── GIVEN INFORMATION ──

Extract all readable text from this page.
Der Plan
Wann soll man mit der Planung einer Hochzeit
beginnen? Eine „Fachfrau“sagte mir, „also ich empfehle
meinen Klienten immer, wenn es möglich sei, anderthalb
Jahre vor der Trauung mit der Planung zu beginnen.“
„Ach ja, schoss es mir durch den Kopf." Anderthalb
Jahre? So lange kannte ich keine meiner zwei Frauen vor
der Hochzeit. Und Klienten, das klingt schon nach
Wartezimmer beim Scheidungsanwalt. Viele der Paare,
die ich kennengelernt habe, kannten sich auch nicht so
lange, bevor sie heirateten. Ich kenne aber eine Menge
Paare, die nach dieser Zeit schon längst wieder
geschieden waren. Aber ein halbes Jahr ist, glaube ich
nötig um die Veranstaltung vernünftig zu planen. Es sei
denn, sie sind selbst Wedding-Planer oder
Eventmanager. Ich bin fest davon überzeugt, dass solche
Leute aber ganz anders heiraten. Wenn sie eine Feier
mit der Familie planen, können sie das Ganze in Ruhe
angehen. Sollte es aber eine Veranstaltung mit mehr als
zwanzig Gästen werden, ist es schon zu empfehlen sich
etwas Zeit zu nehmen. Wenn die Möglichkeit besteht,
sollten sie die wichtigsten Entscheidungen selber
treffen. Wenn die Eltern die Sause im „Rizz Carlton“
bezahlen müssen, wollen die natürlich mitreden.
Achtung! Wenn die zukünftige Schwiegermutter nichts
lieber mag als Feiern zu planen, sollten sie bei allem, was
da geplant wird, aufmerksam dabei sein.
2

───

Each line holding "sich" must be found and copied.

die ich kennengelernt habe, kannten sich auch nicht so
zwanzig Gästen werden, ist es schon zu empfehlen sich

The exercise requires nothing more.